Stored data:
______________________________

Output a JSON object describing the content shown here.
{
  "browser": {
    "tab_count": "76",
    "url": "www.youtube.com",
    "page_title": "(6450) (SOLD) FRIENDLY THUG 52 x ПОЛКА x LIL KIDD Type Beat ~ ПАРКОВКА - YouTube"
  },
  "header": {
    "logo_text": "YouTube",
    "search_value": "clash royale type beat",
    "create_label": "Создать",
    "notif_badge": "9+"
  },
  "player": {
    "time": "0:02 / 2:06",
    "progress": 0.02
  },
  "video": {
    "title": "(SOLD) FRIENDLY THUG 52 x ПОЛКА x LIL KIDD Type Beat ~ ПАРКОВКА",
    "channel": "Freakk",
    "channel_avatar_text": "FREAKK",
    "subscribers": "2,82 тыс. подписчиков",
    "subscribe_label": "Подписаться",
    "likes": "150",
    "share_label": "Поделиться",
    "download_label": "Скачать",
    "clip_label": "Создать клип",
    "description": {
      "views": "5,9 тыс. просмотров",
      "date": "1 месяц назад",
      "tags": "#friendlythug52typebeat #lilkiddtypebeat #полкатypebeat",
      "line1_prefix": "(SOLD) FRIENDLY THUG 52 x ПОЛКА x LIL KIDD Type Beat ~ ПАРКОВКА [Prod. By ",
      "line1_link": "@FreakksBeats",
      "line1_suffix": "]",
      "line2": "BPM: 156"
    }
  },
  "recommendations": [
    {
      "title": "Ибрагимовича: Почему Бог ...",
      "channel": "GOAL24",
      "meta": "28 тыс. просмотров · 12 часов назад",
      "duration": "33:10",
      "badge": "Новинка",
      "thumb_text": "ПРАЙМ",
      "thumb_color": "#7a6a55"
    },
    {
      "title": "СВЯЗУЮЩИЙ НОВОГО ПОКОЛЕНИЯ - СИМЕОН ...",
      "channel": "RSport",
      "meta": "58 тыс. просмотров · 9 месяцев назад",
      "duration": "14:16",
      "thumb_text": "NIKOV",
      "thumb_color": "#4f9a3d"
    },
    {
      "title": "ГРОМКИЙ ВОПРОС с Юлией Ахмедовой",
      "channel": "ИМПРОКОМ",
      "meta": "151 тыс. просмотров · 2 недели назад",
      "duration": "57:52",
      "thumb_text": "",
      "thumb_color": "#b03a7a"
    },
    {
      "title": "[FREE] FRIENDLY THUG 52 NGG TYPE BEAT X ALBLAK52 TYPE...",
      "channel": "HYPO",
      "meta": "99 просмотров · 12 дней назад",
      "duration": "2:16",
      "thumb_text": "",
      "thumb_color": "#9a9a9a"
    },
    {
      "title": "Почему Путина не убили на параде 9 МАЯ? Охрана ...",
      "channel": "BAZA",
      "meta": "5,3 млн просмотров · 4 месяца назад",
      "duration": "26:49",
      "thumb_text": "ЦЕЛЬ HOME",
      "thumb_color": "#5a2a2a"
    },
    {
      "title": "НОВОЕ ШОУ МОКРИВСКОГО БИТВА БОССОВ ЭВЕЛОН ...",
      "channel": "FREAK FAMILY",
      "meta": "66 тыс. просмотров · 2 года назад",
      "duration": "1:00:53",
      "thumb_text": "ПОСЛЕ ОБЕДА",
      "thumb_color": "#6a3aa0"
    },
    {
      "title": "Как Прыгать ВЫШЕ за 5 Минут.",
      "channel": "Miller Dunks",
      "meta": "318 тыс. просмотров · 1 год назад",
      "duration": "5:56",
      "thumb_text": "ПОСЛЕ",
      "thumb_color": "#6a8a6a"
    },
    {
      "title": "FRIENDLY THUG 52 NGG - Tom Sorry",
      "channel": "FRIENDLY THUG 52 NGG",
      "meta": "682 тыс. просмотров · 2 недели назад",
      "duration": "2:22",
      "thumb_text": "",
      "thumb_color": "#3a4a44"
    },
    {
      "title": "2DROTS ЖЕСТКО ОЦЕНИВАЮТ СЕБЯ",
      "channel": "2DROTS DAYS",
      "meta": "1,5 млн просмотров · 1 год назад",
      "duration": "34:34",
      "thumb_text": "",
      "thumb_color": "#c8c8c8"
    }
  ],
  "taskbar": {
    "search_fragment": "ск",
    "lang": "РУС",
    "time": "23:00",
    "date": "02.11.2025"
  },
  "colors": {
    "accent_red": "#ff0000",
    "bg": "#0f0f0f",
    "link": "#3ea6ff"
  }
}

______________________________

### The exercise
Transcribe each record exactly. Leave nothing out.

### Result of the task
Output a JSON object describing the content shown here.
{
  "browser": {
    "tab_count": "76",
    "url": "www.youtube.com",
    "page_title": "(6450) (SOLD) FRIENDLY THUG 52 x ПОЛКА x LIL KIDD Type Beat ~ ПАРКОВКА - YouTube"
  },
  "header": {
    "logo_text": "YouTube",
    "search_value": "clash royale type beat",
    "create_label": "Создать",
    "notif_badge": "9+"
  },
  "player": {
    "time": "0:02 / 2:06",
    "progress": 0.02
  },
  "video": {
    "title": "(SOLD) FRIENDLY THUG 52 x ПОЛКА x LIL KIDD Type Beat ~ ПАРКОВКА",
    "channel": "Freakk",
    "channel_avatar_text": "FREAKK",
    "subscribers": "2,82 тыс. подписчиков",
    "subscribe_label": "Подписаться",
    "likes": "150",
    "share_label": "Поделиться",
    "download_label": "Скачать",
    "clip_label": "Создать клип",
    "description": {
      "views": "5,9 тыс. просмотров",
      "date": "1 месяц назад",
      "tags": "#friendlythug52typebeat #lilkiddtypebeat #полкатypebeat",
      "line1_prefix": "(SOLD) FRIENDLY THUG 52 x ПОЛКА x LIL KIDD Type Beat ~ ПАРКОВКА [Prod. By ",
      "line1_link": "@FreakksBeats",
      "line1_suffix": "]",
      "line2": "BPM: 156"
    }
  },
  "recommendations": [
    {
      "title": "Ибрагимовича: Почему Бог ...",
      "channel": "GOAL24",
      "meta": "28 тыс. просмотров · 12 часов назад",
      "duration": "33:10",
      "badge": "Новинка",
      "thumb_text": "ПРАЙМ",
      "thumb_color": "#7a6a55"
    },
    {
      "title": "СВЯЗУЮЩИЙ НОВОГО ПОКОЛЕНИЯ - СИМЕОН ...",
      "channel": "RSport",
      "meta": "58 тыс. просмотров · 9 месяцев назад",
      "duration": "14:16",
      "thumb_text": "NIKOV",
      "thumb_color": "#4f9a3d"
    },
    {
      "title": "ГРОМКИЙ ВОПРОС с Юлией Ахмедовой",
      "channel": "ИМПРОКОМ",
      "meta": "151 тыс. просмотров · 2 недели назад",
      "duration": "57:52",
      "thumb_text": "",
      "thumb_color": "#b03a7a"
    },
    {
      "title": "[FREE] FRIENDLY THUG 52 NGG TYPE BEAT X ALBLAK52 TYPE...",
      "channel": "HYPO",
      "meta": "99 просмотров · 12 дней назад",
      "duration": "2:16",
      "thumb_text": "",
      "thumb_color": "#9a9a9a"
    },
    {
      "title": "Почему Путина не убили на параде 9 МАЯ? Охрана ...",
      "channel": "BAZA",
      "meta": "5,3 млн просмотров · 4 месяца назад",
      "duration": "26:49",
      "thumb_text": "ЦЕЛЬ HOME",
      "thumb_color": "#5a2a2a"
    },
    {
      "title": "НОВОЕ ШОУ МОКРИВСКОГО БИТВА БОССОВ ЭВЕЛОН ...",
      "channel": "FREAK FAMILY",
      "meta": "66 тыс. просмотров · 2 года назад",
      "duration": "1:00:53",
      "thumb_text": "ПОСЛЕ ОБЕДА",
      "thumb_color": "#6a3aa0"
    },
    {
      "title": "Как Прыгать ВЫШЕ за 5 Минут.",
      "channel": "Miller Dunks",
      "meta": "318 тыс. просмотров · 1 год назад",
      "duration": "5:56",
      "thumb_text": "ПОСЛЕ",
      "thumb_color": "#6a8a6a"
    },
    {
      "title": "FRIENDLY THUG 52 NGG - Tom Sorry",
      "channel": "FRIENDLY THUG 52 NGG",
      "meta": "682 тыс. просмотров · 2 недели назад",
      "duration": "2:22",
      "thumb_text": "",
      "thumb_color": "#3a4a44"
    },
    {
      "title": "2DROTS ЖЕСТКО ОЦЕНИВАЮТ СЕБЯ",
      "channel": "2DROTS DAYS",
      "meta": "1,5 млн просмотров · 1 год назад",
      "duration": "34:34",
      "thumb_text": "",
      "thumb_color": "#c8c8c8"
    }
  ],
  "taskbar": {
    "search_fragment": "ск",
    "lang": "РУС",
    "time": "23:00",
    "date": "02.11.2025"
  },
  "colors": {
    "accent_red": "#ff0000",
    "bg": "#0f0f0f",
    "link": "#3ea6ff"
  }
}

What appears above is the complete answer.